:: Data entries ::
= = =
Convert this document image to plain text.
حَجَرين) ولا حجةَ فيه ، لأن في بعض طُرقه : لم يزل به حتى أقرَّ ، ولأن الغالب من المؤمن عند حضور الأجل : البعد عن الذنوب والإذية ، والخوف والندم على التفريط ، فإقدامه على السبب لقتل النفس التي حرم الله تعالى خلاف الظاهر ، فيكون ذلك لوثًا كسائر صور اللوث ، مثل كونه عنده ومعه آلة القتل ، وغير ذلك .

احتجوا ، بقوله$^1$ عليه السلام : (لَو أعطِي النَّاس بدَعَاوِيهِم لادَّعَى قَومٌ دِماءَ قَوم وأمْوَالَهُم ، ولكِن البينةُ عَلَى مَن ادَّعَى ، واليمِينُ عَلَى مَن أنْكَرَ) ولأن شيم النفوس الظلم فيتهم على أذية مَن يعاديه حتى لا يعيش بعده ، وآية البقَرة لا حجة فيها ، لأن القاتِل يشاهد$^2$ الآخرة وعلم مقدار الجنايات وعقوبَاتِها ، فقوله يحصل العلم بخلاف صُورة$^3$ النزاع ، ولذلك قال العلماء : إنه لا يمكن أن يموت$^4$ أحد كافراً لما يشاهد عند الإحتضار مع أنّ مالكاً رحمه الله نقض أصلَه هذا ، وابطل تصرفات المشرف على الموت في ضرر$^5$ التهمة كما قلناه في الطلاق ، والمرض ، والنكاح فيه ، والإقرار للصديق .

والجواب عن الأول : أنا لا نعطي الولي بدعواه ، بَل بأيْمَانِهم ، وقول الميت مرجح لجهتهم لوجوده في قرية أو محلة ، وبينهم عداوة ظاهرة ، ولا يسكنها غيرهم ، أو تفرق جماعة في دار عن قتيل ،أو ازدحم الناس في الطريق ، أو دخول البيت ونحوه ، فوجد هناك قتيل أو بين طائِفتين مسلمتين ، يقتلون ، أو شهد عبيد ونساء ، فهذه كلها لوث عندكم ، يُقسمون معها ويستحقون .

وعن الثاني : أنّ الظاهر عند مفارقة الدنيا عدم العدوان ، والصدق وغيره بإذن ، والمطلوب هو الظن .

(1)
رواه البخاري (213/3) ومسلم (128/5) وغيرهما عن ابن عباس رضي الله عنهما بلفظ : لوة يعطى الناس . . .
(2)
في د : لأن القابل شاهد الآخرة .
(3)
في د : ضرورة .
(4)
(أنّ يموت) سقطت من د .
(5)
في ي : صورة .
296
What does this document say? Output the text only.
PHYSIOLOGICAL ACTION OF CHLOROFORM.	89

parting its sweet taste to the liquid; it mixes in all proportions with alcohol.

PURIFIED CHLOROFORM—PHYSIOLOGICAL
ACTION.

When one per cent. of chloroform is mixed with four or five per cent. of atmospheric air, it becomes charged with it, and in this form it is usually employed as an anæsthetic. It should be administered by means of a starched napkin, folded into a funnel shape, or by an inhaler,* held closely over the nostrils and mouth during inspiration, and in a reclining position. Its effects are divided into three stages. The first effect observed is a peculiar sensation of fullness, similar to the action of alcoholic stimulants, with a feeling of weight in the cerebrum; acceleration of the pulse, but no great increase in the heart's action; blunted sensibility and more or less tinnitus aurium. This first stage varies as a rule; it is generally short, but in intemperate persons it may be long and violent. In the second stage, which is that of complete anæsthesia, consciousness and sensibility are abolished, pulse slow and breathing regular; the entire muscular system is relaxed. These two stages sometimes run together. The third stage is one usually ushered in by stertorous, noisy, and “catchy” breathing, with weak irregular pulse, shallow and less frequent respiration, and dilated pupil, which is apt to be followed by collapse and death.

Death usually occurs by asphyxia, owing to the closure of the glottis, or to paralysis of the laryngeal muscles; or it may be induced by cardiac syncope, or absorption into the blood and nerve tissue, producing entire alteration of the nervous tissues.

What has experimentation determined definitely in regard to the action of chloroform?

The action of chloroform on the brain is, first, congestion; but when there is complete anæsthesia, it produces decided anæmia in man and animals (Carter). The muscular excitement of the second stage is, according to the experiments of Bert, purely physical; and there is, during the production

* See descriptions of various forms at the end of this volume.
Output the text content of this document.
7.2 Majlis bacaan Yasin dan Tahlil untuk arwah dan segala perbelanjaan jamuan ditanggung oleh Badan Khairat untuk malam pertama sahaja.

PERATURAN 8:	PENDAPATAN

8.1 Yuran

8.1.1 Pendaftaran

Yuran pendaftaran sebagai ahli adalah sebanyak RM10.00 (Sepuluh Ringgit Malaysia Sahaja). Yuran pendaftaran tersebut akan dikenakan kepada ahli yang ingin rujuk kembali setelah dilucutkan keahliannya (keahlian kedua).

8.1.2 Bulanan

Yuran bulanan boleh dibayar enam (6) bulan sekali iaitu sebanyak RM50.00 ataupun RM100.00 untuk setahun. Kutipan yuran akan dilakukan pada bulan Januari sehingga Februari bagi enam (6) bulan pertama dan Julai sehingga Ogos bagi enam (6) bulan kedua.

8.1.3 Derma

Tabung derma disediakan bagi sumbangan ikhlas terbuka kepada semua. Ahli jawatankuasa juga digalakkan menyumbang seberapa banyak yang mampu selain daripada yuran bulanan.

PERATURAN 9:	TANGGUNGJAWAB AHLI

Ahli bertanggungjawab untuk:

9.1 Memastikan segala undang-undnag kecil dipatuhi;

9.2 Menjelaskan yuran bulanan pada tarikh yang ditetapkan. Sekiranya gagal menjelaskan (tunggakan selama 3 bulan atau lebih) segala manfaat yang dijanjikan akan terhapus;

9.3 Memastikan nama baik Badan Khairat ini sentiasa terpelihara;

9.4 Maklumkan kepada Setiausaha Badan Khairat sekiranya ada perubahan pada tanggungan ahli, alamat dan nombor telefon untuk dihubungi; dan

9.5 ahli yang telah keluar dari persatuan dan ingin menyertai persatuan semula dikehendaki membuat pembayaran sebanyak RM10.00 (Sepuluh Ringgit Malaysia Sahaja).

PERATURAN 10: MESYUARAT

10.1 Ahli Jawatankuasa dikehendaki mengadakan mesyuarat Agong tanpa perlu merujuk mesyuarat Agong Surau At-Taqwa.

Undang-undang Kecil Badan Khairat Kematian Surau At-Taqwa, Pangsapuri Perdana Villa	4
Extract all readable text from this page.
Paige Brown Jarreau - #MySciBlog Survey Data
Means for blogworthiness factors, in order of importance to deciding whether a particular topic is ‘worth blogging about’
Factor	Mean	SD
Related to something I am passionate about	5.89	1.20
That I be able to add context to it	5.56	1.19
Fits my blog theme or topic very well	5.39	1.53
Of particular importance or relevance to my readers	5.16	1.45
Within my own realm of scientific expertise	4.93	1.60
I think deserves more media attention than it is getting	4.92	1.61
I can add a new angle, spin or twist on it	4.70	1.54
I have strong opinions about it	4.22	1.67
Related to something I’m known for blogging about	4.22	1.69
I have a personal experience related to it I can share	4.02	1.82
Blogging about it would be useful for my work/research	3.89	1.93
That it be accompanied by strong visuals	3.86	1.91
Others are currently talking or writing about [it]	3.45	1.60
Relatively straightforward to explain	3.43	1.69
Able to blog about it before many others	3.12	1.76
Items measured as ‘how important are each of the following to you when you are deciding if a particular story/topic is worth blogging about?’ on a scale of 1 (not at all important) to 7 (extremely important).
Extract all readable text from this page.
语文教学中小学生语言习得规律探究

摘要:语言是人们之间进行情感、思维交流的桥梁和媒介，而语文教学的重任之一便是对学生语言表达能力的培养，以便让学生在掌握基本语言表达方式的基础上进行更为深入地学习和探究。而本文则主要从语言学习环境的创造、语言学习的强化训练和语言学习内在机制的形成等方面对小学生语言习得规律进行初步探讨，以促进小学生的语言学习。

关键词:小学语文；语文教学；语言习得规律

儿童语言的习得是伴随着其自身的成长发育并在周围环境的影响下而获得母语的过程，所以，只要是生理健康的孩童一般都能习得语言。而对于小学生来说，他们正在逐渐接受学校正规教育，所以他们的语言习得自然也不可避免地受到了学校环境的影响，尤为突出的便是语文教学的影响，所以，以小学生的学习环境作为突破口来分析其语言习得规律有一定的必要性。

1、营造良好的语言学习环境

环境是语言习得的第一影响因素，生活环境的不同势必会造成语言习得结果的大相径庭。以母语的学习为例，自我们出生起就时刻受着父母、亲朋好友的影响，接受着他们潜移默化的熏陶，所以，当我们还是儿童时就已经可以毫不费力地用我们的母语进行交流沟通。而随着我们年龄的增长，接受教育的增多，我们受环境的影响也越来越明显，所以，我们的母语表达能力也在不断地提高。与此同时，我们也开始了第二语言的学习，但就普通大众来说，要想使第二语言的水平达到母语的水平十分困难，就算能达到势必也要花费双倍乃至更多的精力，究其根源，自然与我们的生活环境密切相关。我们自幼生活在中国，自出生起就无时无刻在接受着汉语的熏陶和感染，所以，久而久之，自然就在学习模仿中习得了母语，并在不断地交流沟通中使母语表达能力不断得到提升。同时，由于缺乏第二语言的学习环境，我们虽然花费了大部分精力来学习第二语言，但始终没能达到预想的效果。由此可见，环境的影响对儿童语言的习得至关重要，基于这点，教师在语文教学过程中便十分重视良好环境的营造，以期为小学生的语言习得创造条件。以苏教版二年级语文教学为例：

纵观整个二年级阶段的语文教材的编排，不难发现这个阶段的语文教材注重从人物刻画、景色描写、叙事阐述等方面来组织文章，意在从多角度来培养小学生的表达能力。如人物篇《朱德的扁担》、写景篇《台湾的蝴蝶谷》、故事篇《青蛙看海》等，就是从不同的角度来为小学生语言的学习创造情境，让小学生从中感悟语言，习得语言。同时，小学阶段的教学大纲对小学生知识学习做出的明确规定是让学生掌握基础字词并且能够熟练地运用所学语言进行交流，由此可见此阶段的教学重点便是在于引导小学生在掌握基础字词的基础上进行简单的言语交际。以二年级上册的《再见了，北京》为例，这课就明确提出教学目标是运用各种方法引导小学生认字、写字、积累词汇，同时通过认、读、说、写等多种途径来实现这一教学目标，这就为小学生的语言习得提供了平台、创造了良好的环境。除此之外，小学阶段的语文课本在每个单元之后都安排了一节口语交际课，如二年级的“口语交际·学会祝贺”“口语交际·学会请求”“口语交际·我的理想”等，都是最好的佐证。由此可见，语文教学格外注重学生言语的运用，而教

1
= = =
:: What you should do ::
Above are several records. Count the lines among them that contain "this" and give only the total.

:: Solution ::
7